==== SUPPLIED MATERIAL ====
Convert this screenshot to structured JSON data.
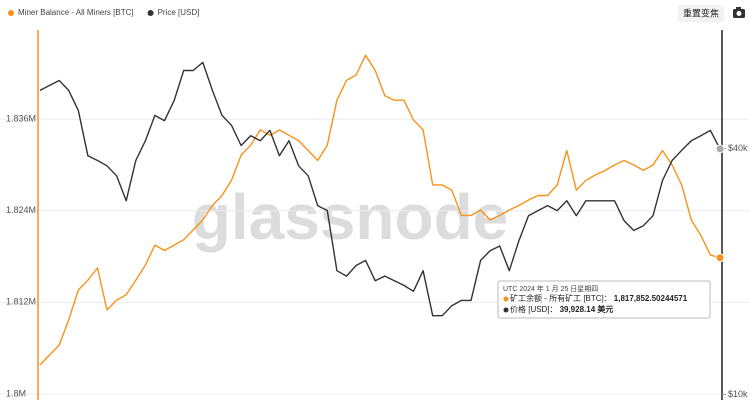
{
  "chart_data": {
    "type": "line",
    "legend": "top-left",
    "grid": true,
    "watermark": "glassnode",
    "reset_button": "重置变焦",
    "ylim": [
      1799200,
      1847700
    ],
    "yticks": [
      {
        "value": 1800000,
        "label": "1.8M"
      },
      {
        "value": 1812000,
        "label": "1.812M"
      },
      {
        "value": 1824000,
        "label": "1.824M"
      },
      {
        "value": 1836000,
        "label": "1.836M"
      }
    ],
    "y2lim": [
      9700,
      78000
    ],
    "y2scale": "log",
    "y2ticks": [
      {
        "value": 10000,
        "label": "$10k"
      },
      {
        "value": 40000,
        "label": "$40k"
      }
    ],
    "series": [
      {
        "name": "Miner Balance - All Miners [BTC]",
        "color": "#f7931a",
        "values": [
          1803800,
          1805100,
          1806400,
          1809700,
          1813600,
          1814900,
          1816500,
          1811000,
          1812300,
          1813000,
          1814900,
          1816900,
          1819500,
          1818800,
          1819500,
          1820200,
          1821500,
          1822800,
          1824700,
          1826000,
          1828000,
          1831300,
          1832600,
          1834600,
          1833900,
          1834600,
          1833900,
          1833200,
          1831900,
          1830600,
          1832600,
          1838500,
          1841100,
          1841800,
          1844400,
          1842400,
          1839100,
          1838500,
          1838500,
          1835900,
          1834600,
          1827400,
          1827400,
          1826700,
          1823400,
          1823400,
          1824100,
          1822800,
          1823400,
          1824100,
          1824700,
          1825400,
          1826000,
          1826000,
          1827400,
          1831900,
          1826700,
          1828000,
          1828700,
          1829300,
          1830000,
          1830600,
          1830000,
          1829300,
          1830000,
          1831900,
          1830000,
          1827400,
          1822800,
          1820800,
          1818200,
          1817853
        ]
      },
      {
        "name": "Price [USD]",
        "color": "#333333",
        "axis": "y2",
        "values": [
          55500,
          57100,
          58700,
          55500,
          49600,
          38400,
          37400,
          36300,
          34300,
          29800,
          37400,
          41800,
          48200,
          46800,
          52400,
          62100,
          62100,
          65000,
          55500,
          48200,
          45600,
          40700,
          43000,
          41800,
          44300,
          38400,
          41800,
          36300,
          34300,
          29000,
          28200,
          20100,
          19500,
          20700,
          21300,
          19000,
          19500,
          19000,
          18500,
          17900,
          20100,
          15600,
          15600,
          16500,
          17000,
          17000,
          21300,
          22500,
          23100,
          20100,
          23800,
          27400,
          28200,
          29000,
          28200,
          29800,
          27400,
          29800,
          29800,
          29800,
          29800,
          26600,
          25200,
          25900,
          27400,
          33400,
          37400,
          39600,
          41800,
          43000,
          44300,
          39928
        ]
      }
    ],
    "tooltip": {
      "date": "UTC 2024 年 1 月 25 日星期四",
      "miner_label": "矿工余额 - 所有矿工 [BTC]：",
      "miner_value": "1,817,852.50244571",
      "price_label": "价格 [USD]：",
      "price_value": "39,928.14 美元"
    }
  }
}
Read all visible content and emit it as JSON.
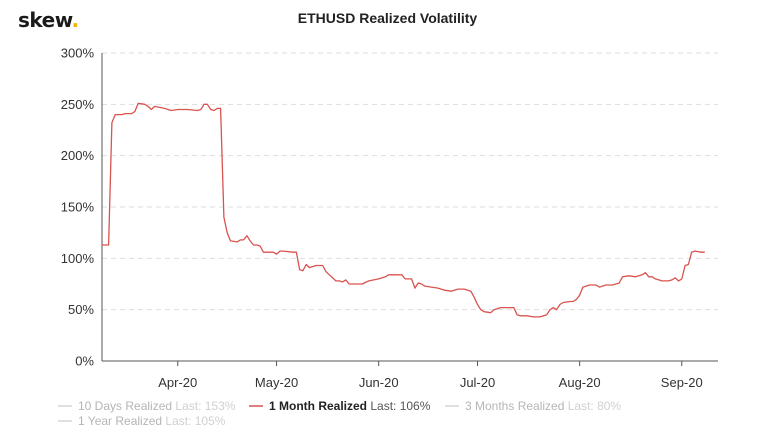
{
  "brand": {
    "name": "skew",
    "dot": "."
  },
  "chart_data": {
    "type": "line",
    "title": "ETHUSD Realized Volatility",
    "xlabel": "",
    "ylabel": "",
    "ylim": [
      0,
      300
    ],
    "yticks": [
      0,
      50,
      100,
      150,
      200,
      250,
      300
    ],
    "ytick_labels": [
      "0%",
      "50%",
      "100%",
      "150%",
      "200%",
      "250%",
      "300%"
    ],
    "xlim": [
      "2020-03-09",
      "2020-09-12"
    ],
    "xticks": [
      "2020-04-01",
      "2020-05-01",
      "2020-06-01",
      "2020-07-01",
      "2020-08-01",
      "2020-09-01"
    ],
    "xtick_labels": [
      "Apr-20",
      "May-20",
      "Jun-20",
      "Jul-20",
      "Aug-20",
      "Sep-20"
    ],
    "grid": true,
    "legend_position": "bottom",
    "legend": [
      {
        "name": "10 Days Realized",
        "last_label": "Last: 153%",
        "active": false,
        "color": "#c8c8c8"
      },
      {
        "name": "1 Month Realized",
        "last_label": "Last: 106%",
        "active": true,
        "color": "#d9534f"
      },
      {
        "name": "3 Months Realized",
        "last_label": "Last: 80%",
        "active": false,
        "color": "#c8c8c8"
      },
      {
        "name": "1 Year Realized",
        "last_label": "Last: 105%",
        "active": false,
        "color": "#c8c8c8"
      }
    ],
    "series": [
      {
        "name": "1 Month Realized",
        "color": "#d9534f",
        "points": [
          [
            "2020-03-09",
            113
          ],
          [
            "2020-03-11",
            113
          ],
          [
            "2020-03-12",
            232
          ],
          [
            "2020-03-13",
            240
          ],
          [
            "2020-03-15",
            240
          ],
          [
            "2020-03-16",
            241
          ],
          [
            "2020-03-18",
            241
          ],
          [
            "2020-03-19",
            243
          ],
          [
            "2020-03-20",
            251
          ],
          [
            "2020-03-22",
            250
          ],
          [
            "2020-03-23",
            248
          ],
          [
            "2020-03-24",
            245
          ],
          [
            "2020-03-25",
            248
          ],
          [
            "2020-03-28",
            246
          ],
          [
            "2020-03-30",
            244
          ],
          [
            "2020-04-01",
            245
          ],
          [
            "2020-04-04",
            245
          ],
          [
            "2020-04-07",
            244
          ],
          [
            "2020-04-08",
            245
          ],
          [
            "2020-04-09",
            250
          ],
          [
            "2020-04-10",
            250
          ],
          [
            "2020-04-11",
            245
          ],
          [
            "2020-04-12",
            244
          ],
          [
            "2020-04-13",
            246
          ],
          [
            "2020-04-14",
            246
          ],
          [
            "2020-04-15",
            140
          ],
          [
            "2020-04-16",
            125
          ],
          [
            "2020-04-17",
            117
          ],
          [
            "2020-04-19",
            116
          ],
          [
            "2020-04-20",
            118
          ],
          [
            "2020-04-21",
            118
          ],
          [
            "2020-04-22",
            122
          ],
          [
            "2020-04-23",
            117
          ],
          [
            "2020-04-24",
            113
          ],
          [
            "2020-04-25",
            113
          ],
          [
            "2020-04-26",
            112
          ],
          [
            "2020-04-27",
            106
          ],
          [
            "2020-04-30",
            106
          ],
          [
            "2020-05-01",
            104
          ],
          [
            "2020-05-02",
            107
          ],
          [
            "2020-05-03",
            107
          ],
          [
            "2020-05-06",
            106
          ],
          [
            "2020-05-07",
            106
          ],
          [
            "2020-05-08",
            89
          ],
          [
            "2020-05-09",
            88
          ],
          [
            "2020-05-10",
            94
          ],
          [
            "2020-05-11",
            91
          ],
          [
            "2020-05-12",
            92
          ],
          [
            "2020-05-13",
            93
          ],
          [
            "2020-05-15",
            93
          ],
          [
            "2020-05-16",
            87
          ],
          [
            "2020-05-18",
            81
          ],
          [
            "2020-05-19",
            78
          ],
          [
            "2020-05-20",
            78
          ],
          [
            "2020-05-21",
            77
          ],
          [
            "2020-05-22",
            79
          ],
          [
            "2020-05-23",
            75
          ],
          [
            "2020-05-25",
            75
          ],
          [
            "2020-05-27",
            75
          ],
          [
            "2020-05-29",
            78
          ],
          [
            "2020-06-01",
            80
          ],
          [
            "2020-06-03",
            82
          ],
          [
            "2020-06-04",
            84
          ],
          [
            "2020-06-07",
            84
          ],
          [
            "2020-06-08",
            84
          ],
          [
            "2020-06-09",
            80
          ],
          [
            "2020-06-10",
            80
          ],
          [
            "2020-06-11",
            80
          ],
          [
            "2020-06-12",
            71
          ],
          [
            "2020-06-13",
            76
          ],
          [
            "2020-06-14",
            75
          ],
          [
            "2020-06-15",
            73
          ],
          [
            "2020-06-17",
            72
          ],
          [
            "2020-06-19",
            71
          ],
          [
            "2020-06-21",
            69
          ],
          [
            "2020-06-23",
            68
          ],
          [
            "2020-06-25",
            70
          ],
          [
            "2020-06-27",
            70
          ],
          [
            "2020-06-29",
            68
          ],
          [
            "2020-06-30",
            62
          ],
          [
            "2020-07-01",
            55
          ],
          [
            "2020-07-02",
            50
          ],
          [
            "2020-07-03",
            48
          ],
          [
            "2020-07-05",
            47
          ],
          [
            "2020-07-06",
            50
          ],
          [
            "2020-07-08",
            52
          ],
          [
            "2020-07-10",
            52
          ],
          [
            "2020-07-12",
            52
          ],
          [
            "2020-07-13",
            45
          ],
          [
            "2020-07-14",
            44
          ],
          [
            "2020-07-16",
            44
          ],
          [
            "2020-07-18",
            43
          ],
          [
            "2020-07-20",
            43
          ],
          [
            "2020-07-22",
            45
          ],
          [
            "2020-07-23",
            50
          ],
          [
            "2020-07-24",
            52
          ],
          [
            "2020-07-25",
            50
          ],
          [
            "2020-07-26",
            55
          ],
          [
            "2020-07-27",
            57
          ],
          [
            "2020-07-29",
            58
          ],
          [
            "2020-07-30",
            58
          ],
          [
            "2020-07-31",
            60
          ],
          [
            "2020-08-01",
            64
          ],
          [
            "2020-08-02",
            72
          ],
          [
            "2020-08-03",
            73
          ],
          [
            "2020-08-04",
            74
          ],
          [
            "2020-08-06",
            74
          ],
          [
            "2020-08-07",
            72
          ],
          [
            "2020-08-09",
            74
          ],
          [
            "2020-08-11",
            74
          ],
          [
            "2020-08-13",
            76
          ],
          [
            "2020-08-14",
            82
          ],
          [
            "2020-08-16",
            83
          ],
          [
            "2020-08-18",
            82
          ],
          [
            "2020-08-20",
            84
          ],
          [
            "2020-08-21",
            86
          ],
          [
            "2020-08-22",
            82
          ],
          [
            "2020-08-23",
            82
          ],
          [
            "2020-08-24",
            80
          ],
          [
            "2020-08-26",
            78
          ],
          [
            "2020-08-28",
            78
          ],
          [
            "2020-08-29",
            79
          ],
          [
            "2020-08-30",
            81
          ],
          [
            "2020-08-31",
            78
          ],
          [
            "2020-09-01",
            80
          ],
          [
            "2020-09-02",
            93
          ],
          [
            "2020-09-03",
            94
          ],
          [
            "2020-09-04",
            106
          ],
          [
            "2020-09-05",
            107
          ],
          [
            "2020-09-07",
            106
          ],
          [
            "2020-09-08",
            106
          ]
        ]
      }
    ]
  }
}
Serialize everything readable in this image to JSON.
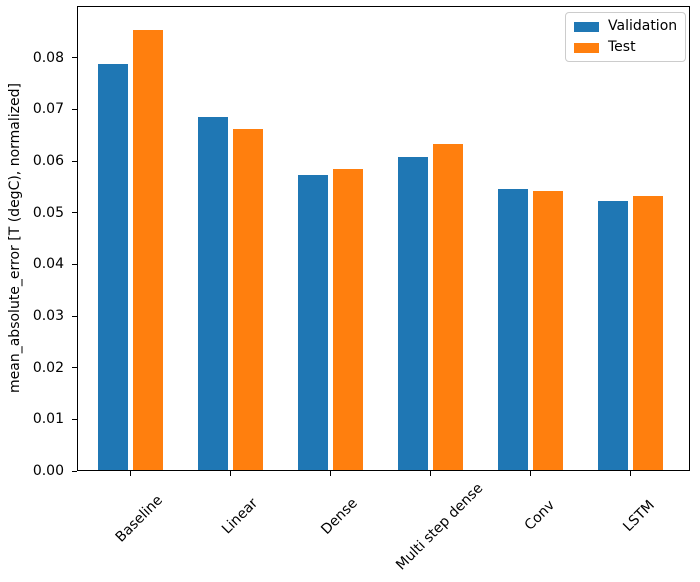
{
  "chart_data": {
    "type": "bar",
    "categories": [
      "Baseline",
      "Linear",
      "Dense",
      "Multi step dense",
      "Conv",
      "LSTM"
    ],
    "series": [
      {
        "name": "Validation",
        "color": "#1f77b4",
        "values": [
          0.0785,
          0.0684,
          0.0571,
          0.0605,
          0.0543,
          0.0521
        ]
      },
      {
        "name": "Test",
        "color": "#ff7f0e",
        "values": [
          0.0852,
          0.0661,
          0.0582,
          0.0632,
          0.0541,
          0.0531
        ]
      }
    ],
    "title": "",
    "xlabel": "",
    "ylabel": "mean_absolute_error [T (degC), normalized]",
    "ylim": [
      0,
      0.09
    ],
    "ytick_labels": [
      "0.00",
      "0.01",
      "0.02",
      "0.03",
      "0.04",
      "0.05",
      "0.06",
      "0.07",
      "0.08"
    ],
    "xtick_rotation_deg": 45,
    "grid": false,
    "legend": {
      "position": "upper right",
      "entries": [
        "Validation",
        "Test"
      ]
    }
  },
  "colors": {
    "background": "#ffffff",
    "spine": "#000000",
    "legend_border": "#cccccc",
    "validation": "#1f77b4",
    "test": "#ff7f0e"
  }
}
====
Find the line containing "Serialize everything readable" in the listing above. Restate it and every line after it, word for word, through the final line, leaving out the pictures.

PROBLEM SOLUTION —
Serialize everything readable in this image to JSON.
{
  "chart_data": {
    "type": "bar",
    "categories": [
      "Baseline",
      "Linear",
      "Dense",
      "Multi step dense",
      "Conv",
      "LSTM"
    ],
    "series": [
      {
        "name": "Validation",
        "color": "#1f77b4",
        "values": [
          0.0785,
          0.0684,
          0.0571,
          0.0605,
          0.0543,
          0.0521
        ]
      },
      {
        "name": "Test",
        "color": "#ff7f0e",
        "values": [
          0.0852,
          0.0661,
          0.0582,
          0.0632,
          0.0541,
          0.0531
        ]
      }
    ],
    "title": "",
    "xlabel": "",
    "ylabel": "mean_absolute_error [T (degC), normalized]",
    "ylim": [
      0,
      0.09
    ],
    "ytick_labels": [
      "0.00",
      "0.01",
      "0.02",
      "0.03",
      "0.04",
      "0.05",
      "0.06",
      "0.07",
      "0.08"
    ],
    "xtick_rotation_deg": 45,
    "grid": false,
    "legend": {
      "position": "upper right",
      "entries": [
        "Validation",
        "Test"
      ]
    }
  },
  "colors": {
    "background": "#ffffff",
    "spine": "#000000",
    "legend_border": "#cccccc",
    "validation": "#1f77b4",
    "test": "#ff7f0e"
  }
}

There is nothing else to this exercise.